Rows from a dataset
▽
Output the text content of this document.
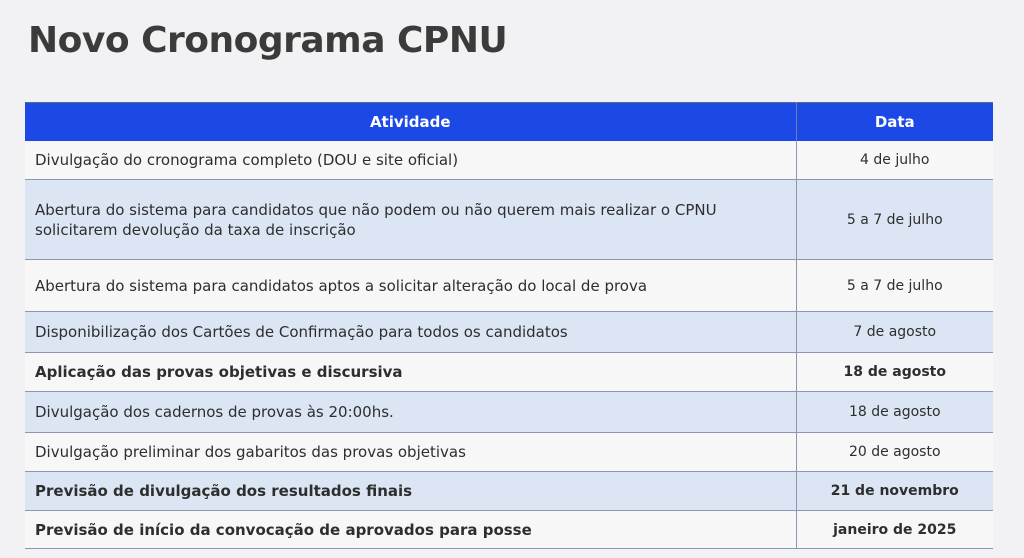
Novo Cronograma CPNU
Atividade	Data
Divulgação do cronograma completo (DOU e site oficial)	4 de julho
Abertura do sistema para candidatos que não podem ou não querem mais realizar o CPNU solicitarem devolução da taxa de inscrição	5 a 7 de julho
Abertura do sistema para candidatos aptos a solicitar alteração do local de prova	5 a 7 de julho
Disponibilização dos Cartões de Confirmação para todos os candidatos	7 de agosto
Aplicação das provas objetivas e discursiva	18 de agosto
Divulgação dos cadernos de provas às 20:00hs.	18 de agosto
Divulgação preliminar dos gabaritos das provas objetivas	20 de agosto
Previsão de divulgação dos resultados finais	21 de novembro
Previsão de início da convocação de aprovados para posse	janeiro de 2025
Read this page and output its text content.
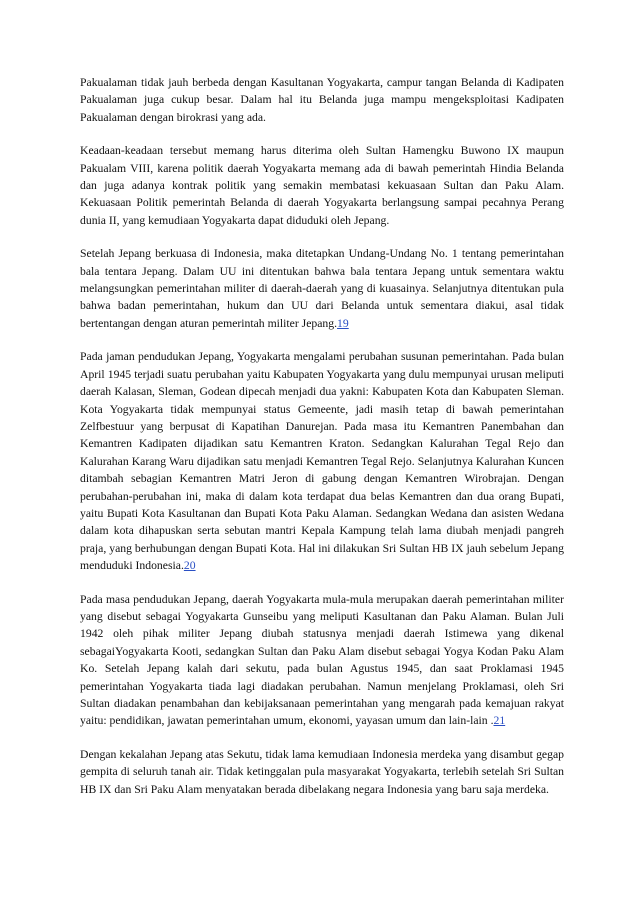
Pakualaman tidak jauh berbeda dengan Kasultanan Yogyakarta, campur tangan Belanda di Kadipaten Pakualaman juga cukup besar. Dalam hal itu Belanda juga mampu mengeksploitasi Kadipaten Pakualaman dengan birokrasi yang ada.

Keadaan-keadaan tersebut memang harus diterima oleh Sultan Hamengku Buwono IX maupun Pakualam VIII, karena politik daerah Yogyakarta memang ada di bawah pemerintah Hindia Belanda dan juga adanya kontrak politik yang semakin membatasi kekuasaan Sultan dan Paku Alam. Kekuasaan Politik pemerintah Belanda di daerah Yogyakarta berlangsung sampai pecahnya Perang dunia II, yang kemudiaan Yogyakarta dapat diduduki oleh Jepang.

Setelah Jepang berkuasa di Indonesia, maka ditetapkan Undang-Undang No. 1 tentang pemerintahan bala tentara Jepang. Dalam UU ini ditentukan bahwa bala tentara Jepang untuk sementara waktu melangsungkan pemerintahan militer di daerah-daerah yang di kuasainya. Selanjutnya ditentukan pula bahwa badan pemerintahan, hukum dan UU dari Belanda untuk sementara diakui, asal tidak bertentangan dengan aturan pemerintah militer Jepang.19

Pada jaman pendudukan Jepang, Yogyakarta mengalami perubahan susunan pemerintahan. Pada bulan April 1945 terjadi suatu perubahan yaitu Kabupaten Yogyakarta yang dulu mempunyai urusan meliputi daerah Kalasan, Sleman, Godean dipecah menjadi dua yakni: Kabupaten Kota dan Kabupaten Sleman. Kota Yogyakarta tidak mempunyai status Gemeente, jadi masih tetap di bawah pemerintahan Zelfbestuur yang berpusat di Kapatihan Danurejan. Pada masa itu Kemantren Panembahan dan Kemantren Kadipaten dijadikan satu Kemantren Kraton. Sedangkan Kalurahan Tegal Rejo dan Kalurahan Karang Waru dijadikan satu menjadi Kemantren Tegal Rejo. Selanjutnya Kalurahan Kuncen ditambah sebagian Kemantren Matri Jeron di gabung dengan Kemantren Wirobrajan. Dengan perubahan-perubahan ini, maka di dalam kota terdapat dua belas Kemantren dan dua orang Bupati, yaitu Bupati Kota Kasultanan dan Bupati Kota Paku Alaman. Sedangkan Wedana dan asisten Wedana dalam kota dihapuskan serta sebutan mantri Kepala Kampung telah lama diubah menjadi pangreh praja, yang berhubungan dengan Bupati Kota. Hal ini dilakukan Sri Sultan HB IX jauh sebelum Jepang menduduki Indonesia.20

Pada masa pendudukan Jepang, daerah Yogyakarta mula-mula merupakan daerah pemerintahan militer yang disebut sebagai Yogyakarta Gunseibu yang meliputi Kasultanan dan Paku Alaman. Bulan Juli 1942 oleh pihak militer Jepang diubah statusnya menjadi daerah Istimewa yang dikenal sebagaiYogyakarta Kooti, sedangkan Sultan dan Paku Alam disebut sebagai Yogya Kodan Paku Alam Ko. Setelah Jepang kalah dari sekutu, pada bulan Agustus 1945, dan saat Proklamasi 1945 pemerintahan Yogyakarta tiada lagi diadakan perubahan. Namun menjelang Proklamasi, oleh Sri Sultan diadakan penambahan dan kebijaksanaan pemerintahan yang mengarah pada kemajuan rakyat yaitu: pendidikan, jawatan pemerintahan umum, ekonomi, yayasan umum dan lain-lain .21

Dengan kekalahan Jepang atas Sekutu, tidak lama kemudiaan Indonesia merdeka yang disambut gegap gempita di seluruh tanah air. Tidak ketinggalan pula masyarakat Yogyakarta, terlebih setelah Sri Sultan HB IX dan Sri Paku Alam menyatakan berada dibelakang negara Indonesia yang baru saja merdeka.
△
▸ Work to complete: Copy out each line of the data containing the string "juga".

▸ Written solution:
Pakualaman tidak jauh berbeda dengan Kasultanan Yogyakarta, campur tangan Belanda di Kadipaten Pakualaman juga cukup besar. Dalam hal itu Belanda juga mampu mengeksploitasi Kadipaten Pakualaman dengan birokrasi yang ada.
Keadaan-keadaan tersebut memang harus diterima oleh Sultan Hamengku Buwono IX maupun Pakualam VIII, karena politik daerah Yogyakarta memang ada di bawah pemerintah Hindia Belanda dan juga adanya kontrak politik yang semakin membatasi kekuasaan Sultan dan Paku Alam. Kekuasaan Politik pemerintah Belanda di daerah Yogyakarta berlangsung sampai pecahnya Perang dunia II, yang kemudiaan Yogyakarta dapat diduduki oleh Jepang.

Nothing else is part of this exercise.